Hello
I have been following this thread in order to acquire data from tesla model 3 forum (forums.tesla. com/forum/tesla-model-3) .
thanks to gueyenono i have been able to get data from page 1 of the forum. can you please advise on how can i automate this code so i can get more than 1 page?
Also, can you please recommend further steps after i have scraped several pages of the forum ?
thanks!
The following code will scrape the data you are looking for. I did my best for the little time I had. I only focus on the first two pages of the forum, but you can easily scrape more pages by adapting the code. Do not hesitate to ask questions if you want to understand what some chunks of the code do.
# Load packages
library(tibble)
library(tidyr)
library(rvest)
library(dplyr)
library(stringr)
library(purrr)
# Is it legal to scrape from the website?
robotstxt::paths_allowed("https://forums.tesla.com/") # Yes
# Custom functions for scraping the data
scrape_page_info <- function(page_url){
html <- read_html(page_url)
topics <- html %>%
html_nodes(".title a") %>%
html_text()
topic_urls <- html %>%
html_nodes(".title a") %>%
html_attr(name = "href") %>%
paste0("https://forums.tesla.com", .)
created_info <- html %>%
html_nodes(".created") %>%
html_text() %>%
str_squish()
tibble(topics, created_info, topic_urls) %>%
separate(col = created_info, into = c("date_of_creation", "thread_author"), sep = " by ")
}
scrape_thread_info <- function(thread_html){
thread_html %>%
html_nodes(".clearfix") %>%
html_text() %>%
str_squish() %>%
str_replace(pattern = "^(.*?(\\|.*?){1})\\|", replacement = "\\1") %>% # Remove second "|"
str_replace(pattern = "(^.*?\\d{4})", replacement = "\\1 \\|") %>% # Add "|" after first date
enframe(name = NULL, value = "content") %>%
separate(col = "content", into = c("author", "date", "content"), sep = "\\|")
}
scrape_thread <- function(url){
html <- read_html(url)
n_pages <- html %>%
html_node("#article_content > div.panel-pane.pane-node-comments > div > div.item-list > ul > li.pager-last.last > a") %>%
html_attr("href") %>%
str_extract(pattern = "(\\d+)$") %>%
as.numeric()
df_page_1 <-
html %>%
html_nodes(".clearfix") %>%
html_text() %>%
str_squish() %>%
str_replace(pattern = "^(.*?(\\|.*?){1})\\|", replacement = "\\1") %>% # Remove second "|"
str_replace(pattern = "(^.*?\\d{4})", replacement = "\\1 \\|") %>% # Add "|" after first date
enframe(name = NULL, value = "content") %>%
separate(col = "content", into = c("author", "date", "content"), sep = "\\|")
df_page_1$author[1] <- html %>%
html_node(".username") %>%
html_text()
df_page_1$date[1] <- html %>%
html_node(".submitted") %>%
html_text() %>%
str_squish() %>%
str_extract(pattern = "\\w+\\s\\d+\\W\\s\\d{4}$")
df_page_1$content[1] <- html %>%
html_node(".clearfix") %>%
html_text() %>%
str_squish() %>%
str_replace(pattern = "^.*\\d+\\,\\s\\d{4}\\s", replacement = "")
extra_page_data <- NULL
if(!is.na(n_pages)){
extra_urls <- paste0(thread_url, "?page=", seq_len(n_pages-1))
other_htmls <- lapply(extra_urls, function(x) read_html(x))
df <- lapply(other_htmls, function(x){
scrape_thread_info(x)[-1, ]
})
extra_page_data <- do.call(rbind, df)
}
rbind(df_page_1, extra_page_data)
}
scrape_thread_possibly <- possibly(scrape_thread, otherwise = NA)
# Actual scraping
page_urls <- c("https://forums.tesla.com/forum/tesla-model-3", paste0("https://forums.tesla.com/forum/tesla-model-3?page=", 1:2))
master_data <- map_dfr(page_urls[1:2], function(url){
scrape_page_info(url) %>%
mutate(forum_data = map(topic_urls, scrape_thread_possibly))
})

====

Short task:
Please answer these questions about the scraping thread above, one per line:
1. Which forum does the original poster want to collect data from?
2. How many pages of the forum does the reply's code focus on?
3. Which function does the code call to check whether scraping the site is allowed?

====

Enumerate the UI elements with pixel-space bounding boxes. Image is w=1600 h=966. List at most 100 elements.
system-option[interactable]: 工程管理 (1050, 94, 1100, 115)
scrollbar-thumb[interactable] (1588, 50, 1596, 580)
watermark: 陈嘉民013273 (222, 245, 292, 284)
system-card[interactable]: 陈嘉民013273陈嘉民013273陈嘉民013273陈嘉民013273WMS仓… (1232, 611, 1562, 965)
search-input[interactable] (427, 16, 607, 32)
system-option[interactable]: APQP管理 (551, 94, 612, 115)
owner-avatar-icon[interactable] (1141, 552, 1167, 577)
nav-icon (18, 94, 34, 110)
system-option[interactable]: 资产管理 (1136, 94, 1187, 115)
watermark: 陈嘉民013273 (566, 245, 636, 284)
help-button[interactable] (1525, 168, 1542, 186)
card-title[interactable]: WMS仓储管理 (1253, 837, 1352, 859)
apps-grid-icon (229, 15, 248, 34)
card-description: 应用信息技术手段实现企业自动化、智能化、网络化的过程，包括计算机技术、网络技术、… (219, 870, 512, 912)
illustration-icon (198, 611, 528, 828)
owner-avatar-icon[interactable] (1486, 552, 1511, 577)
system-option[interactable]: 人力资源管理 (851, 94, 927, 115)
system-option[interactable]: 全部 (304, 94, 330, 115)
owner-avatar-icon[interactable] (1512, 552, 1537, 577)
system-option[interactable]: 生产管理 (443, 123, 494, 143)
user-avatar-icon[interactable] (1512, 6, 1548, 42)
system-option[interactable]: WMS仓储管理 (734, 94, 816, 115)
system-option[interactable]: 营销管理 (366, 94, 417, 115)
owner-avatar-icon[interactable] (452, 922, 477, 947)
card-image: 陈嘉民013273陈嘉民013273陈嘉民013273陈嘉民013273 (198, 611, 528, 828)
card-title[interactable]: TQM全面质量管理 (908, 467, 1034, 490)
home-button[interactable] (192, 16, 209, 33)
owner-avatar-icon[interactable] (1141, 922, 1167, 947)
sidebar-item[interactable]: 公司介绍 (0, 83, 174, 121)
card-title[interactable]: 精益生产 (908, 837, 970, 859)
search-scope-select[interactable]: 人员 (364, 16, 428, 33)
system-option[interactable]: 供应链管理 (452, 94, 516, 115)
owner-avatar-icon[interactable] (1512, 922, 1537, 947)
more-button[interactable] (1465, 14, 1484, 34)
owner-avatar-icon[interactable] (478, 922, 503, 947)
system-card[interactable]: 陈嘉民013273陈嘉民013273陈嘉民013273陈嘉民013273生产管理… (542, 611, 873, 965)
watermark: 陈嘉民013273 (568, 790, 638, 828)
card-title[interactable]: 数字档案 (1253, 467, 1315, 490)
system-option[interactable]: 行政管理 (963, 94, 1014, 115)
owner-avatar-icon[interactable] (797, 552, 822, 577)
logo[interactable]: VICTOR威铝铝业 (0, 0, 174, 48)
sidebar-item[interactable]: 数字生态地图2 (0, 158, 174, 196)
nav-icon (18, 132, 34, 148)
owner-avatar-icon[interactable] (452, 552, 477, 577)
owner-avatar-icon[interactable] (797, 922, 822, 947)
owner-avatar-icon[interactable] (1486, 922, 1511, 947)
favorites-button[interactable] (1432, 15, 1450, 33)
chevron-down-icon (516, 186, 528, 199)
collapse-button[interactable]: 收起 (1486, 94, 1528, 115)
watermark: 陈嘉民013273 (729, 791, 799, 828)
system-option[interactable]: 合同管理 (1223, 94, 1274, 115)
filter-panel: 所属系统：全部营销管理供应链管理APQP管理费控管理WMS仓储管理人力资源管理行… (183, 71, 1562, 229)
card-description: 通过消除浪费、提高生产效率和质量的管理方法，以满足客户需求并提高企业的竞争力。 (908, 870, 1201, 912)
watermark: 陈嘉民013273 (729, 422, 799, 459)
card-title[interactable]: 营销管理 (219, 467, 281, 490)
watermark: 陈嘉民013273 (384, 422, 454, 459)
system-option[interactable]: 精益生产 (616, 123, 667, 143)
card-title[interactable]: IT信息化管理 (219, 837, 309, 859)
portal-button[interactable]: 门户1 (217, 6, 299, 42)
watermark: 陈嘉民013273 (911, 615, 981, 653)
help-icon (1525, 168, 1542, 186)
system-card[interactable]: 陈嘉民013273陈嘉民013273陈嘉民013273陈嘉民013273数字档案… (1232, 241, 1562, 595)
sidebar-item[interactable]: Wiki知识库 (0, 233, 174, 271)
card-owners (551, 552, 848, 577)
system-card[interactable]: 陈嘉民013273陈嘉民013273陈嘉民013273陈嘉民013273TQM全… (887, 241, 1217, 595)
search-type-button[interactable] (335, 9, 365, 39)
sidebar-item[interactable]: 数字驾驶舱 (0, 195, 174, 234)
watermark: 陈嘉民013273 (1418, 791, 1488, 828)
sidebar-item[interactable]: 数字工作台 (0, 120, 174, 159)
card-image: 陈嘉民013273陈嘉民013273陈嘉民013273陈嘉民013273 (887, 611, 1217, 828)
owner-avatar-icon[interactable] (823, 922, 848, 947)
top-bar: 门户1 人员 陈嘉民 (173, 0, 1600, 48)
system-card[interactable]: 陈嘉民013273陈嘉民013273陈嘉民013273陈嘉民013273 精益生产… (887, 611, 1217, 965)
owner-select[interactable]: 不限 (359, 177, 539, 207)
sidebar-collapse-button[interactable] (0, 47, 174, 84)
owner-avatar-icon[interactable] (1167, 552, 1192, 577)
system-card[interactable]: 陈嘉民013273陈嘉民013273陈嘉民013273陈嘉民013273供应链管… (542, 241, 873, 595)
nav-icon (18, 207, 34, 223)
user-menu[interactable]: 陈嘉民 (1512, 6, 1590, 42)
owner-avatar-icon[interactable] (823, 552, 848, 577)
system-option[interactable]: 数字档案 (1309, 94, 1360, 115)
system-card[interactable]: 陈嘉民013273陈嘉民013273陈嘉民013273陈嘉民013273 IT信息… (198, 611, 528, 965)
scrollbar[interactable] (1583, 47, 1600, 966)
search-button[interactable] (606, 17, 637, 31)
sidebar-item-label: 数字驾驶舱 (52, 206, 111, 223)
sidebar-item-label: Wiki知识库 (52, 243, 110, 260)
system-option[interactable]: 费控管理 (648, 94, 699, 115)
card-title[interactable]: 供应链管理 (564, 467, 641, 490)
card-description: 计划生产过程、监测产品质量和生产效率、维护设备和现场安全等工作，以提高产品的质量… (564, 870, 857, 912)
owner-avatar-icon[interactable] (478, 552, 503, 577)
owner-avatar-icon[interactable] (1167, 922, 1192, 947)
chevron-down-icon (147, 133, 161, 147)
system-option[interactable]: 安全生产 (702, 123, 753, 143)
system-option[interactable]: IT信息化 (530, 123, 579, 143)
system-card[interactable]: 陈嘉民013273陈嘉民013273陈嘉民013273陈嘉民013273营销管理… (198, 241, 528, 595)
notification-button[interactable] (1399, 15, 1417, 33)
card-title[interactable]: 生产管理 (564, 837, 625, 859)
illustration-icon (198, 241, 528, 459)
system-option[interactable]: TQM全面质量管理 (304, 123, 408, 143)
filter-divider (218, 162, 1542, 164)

====

Solution for this task:
1. The Tesla Model 3 forum
2. The first two pages
3. paths_allowed, from the robotstxt package